▶ REQUEST:
What follows is a set of entries. Repeat them exactly, but not their pictures.

[Stored entries]
::::::
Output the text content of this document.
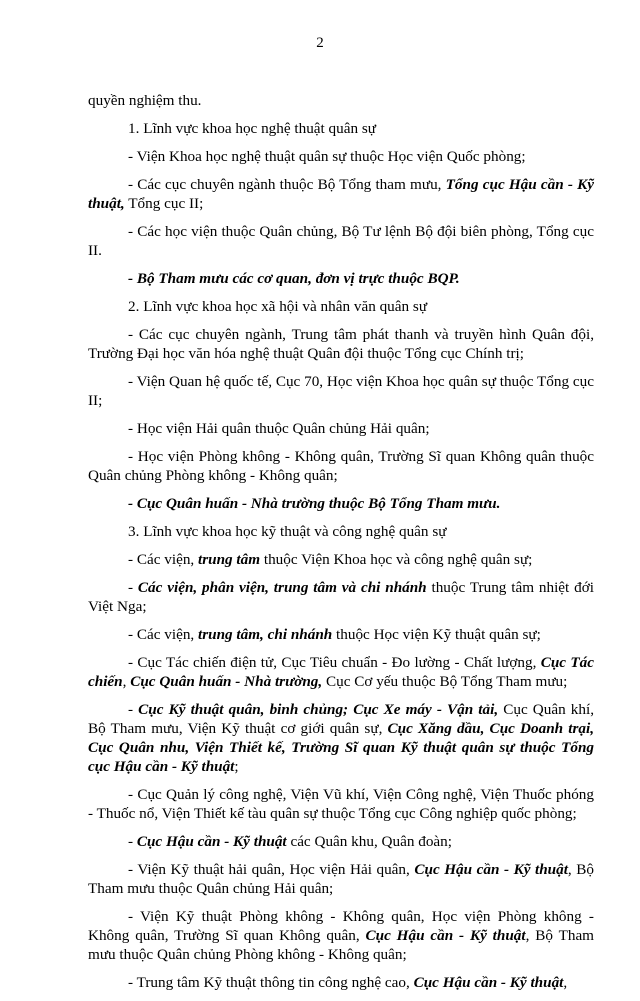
2

quyền nghiệm thu.

1. Lĩnh vực khoa học nghệ thuật quân sự

- Viện Khoa học nghệ thuật quân sự thuộc Học viện Quốc phòng;

- Các cục chuyên ngành thuộc Bộ Tổng tham mưu, Tổng cục Hậu cần - Kỹ thuật, Tổng cục II;

- Các học viện thuộc Quân chủng, Bộ Tư lệnh Bộ đội biên phòng, Tổng cục II.

- Bộ Tham mưu các cơ quan, đơn vị trực thuộc BQP.

2. Lĩnh vực khoa học xã hội và nhân văn quân sự

- Các cục chuyên ngành, Trung tâm phát thanh và truyền hình Quân đội, Trường Đại học văn hóa nghệ thuật Quân đội thuộc Tổng cục Chính trị;

- Viện Quan hệ quốc tế, Cục 70, Học viện Khoa học quân sự thuộc Tổng cục II;

- Học viện Hải quân thuộc Quân chủng Hải quân;

- Học viện Phòng không - Không quân, Trường Sĩ quan Không quân thuộc Quân chủng Phòng không - Không quân;

- Cục Quân huấn - Nhà trường thuộc Bộ Tổng Tham mưu.

3. Lĩnh vực khoa học kỹ thuật và công nghệ quân sự

- Các viện, trung tâm thuộc Viện Khoa học và công nghệ quân sự;

- Các viện, phân viện, trung tâm và chi nhánh thuộc Trung tâm nhiệt đới Việt Nga;

- Các viện, trung tâm, chi nhánh thuộc Học viện Kỹ thuật quân sự;

- Cục Tác chiến điện tử, Cục Tiêu chuẩn - Đo lường - Chất lượng, Cục Tác chiến, Cục Quân huấn - Nhà trường, Cục Cơ yếu thuộc Bộ Tổng Tham mưu;

- Cục Kỹ thuật quân, binh chủng; Cục Xe máy - Vận tải, Cục Quân khí, Bộ Tham mưu, Viện Kỹ thuật cơ giới quân sự, Cục Xăng dầu, Cục Doanh trại, Cục Quân nhu, Viện Thiết kế, Trường Sĩ quan Kỹ thuật quân sự thuộc Tổng cục Hậu cần - Kỹ thuật;

- Cục Quản lý công nghệ, Viện Vũ khí, Viện Công nghệ, Viện Thuốc phóng - Thuốc nổ, Viện Thiết kế tàu quân sự thuộc Tổng cục Công nghiệp quốc phòng;

- Cục Hậu cần - Kỹ thuật các Quân khu, Quân đoàn;

- Viện Kỹ thuật hải quân, Học viện Hải quân, Cục Hậu cần - Kỹ thuật, Bộ Tham mưu thuộc Quân chủng Hải quân;

- Viện Kỹ thuật Phòng không - Không quân, Học viện Phòng không - Không quân, Trường Sĩ quan Không quân, Cục Hậu cần - Kỹ thuật, Bộ Tham mưu thuộc Quân chủng Phòng không - Không quân;

- Trung tâm Kỹ thuật thông tin công nghệ cao, Cục Hậu cần - Kỹ thuật,
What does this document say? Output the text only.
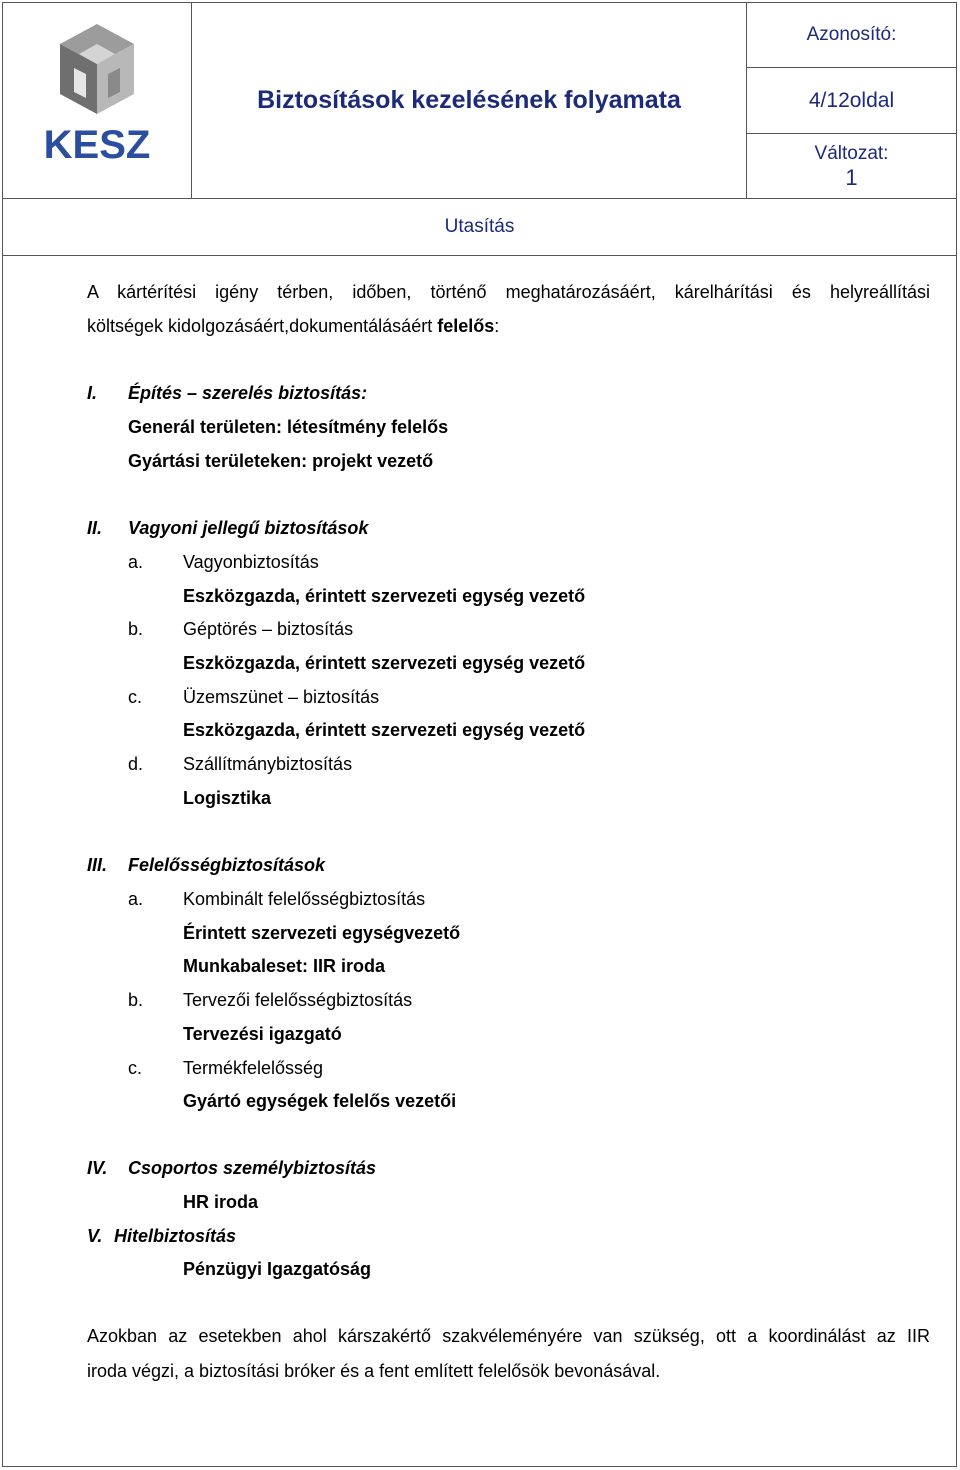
KESZ
	Biztosítások kezelésének folyamata	Azonosító:
4/12oldal

Változat:
1

Utasítás
A kártérítési igény térben, időben, történő meghatározásáért, kárelhárítási és helyreállítási
költségek kidolgozásáért,dokumentálásáért felelős:
I. Építés – szerelés biztosítás:
Generál területen: létesítmény felelős
Gyártási területeken: projekt vezető
II. Vagyoni jellegű biztosítások
a. Vagyonbiztosítás
Eszközgazda, érintett szervezeti egység vezető
b. Géptörés – biztosítás
Eszközgazda, érintett szervezeti egység vezető
c. Üzemszünet – biztosítás
Eszközgazda, érintett szervezeti egység vezető
d. Szállítmánybiztosítás
Logisztika
III. Felelősségbiztosítások
a. Kombinált felelősségbiztosítás
Érintett szervezeti egységvezető
Munkabaleset: IIR iroda
b. Tervezői felelősségbiztosítás
Tervezési igazgató
c. Termékfelelősség
Gyártó egységek felelős vezetői
IV. Csoportos személybiztosítás
HR iroda
V. Hitelbiztosítás
Pénzügyi Igazgatóság
Azokban az esetekben ahol kárszakértő szakvéleményére van szükség, ott a koordinálást az IIR
iroda végzi, a biztosítási bróker és a fent említett felelősök bevonásával.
::::::
▶ RESPONSE TO THE EXERCISE:
Output the text content of this document.
2

quyền nghiệm thu.

1. Lĩnh vực khoa học nghệ thuật quân sự

- Viện Khoa học nghệ thuật quân sự thuộc Học viện Quốc phòng;

- Các cục chuyên ngành thuộc Bộ Tổng tham mưu, Tổng cục Hậu cần - Kỹ thuật, Tổng cục II;

- Các học viện thuộc Quân chủng, Bộ Tư lệnh Bộ đội biên phòng, Tổng cục II.

- Bộ Tham mưu các cơ quan, đơn vị trực thuộc BQP.

2. Lĩnh vực khoa học xã hội và nhân văn quân sự

- Các cục chuyên ngành, Trung tâm phát thanh và truyền hình Quân đội, Trường Đại học văn hóa nghệ thuật Quân đội thuộc Tổng cục Chính trị;

- Viện Quan hệ quốc tế, Cục 70, Học viện Khoa học quân sự thuộc Tổng cục II;

- Học viện Hải quân thuộc Quân chủng Hải quân;

- Học viện Phòng không - Không quân, Trường Sĩ quan Không quân thuộc Quân chủng Phòng không - Không quân;

- Cục Quân huấn - Nhà trường thuộc Bộ Tổng Tham mưu.

3. Lĩnh vực khoa học kỹ thuật và công nghệ quân sự

- Các viện, trung tâm thuộc Viện Khoa học và công nghệ quân sự;

- Các viện, phân viện, trung tâm và chi nhánh thuộc Trung tâm nhiệt đới Việt Nga;

- Các viện, trung tâm, chi nhánh thuộc Học viện Kỹ thuật quân sự;

- Cục Tác chiến điện tử, Cục Tiêu chuẩn - Đo lường - Chất lượng, Cục Tác chiến, Cục Quân huấn - Nhà trường, Cục Cơ yếu thuộc Bộ Tổng Tham mưu;

- Cục Kỹ thuật quân, binh chủng; Cục Xe máy - Vận tải, Cục Quân khí, Bộ Tham mưu, Viện Kỹ thuật cơ giới quân sự, Cục Xăng dầu, Cục Doanh trại, Cục Quân nhu, Viện Thiết kế, Trường Sĩ quan Kỹ thuật quân sự thuộc Tổng cục Hậu cần - Kỹ thuật;

- Cục Quản lý công nghệ, Viện Vũ khí, Viện Công nghệ, Viện Thuốc phóng - Thuốc nổ, Viện Thiết kế tàu quân sự thuộc Tổng cục Công nghiệp quốc phòng;

- Cục Hậu cần - Kỹ thuật các Quân khu, Quân đoàn;

- Viện Kỹ thuật hải quân, Học viện Hải quân, Cục Hậu cần - Kỹ thuật, Bộ Tham mưu thuộc Quân chủng Hải quân;

- Viện Kỹ thuật Phòng không - Không quân, Học viện Phòng không - Không quân, Trường Sĩ quan Không quân, Cục Hậu cần - Kỹ thuật, Bộ Tham mưu thuộc Quân chủng Phòng không - Không quân;

- Trung tâm Kỹ thuật thông tin công nghệ cao, Cục Hậu cần - Kỹ thuật,
What does this document say? Output the text only.
KESZ
	Biztosítások kezelésének folyamata	Azonosító:
4/12oldal

Változat:
1

Utasítás
A kártérítési igény térben, időben, történő meghatározásáért, kárelhárítási és helyreállítási
költségek kidolgozásáért,dokumentálásáért felelős:
I. Építés – szerelés biztosítás:
Generál területen: létesítmény felelős
Gyártási területeken: projekt vezető
II. Vagyoni jellegű biztosítások
a. Vagyonbiztosítás
Eszközgazda, érintett szervezeti egység vezető
b. Géptörés – biztosítás
Eszközgazda, érintett szervezeti egység vezető
c. Üzemszünet – biztosítás
Eszközgazda, érintett szervezeti egység vezető
d. Szállítmánybiztosítás
Logisztika
III. Felelősségbiztosítások
a. Kombinált felelősségbiztosítás
Érintett szervezeti egységvezető
Munkabaleset: IIR iroda
b. Tervezői felelősségbiztosítás
Tervezési igazgató
c. Termékfelelősség
Gyártó egységek felelős vezetői
IV. Csoportos személybiztosítás
HR iroda
V. Hitelbiztosítás
Pénzügyi Igazgatóság
Azokban az esetekben ahol kárszakértő szakvéleményére van szükség, ott a koordinálást az IIR
iroda végzi, a biztosítási bróker és a fent említett felelősök bevonásával.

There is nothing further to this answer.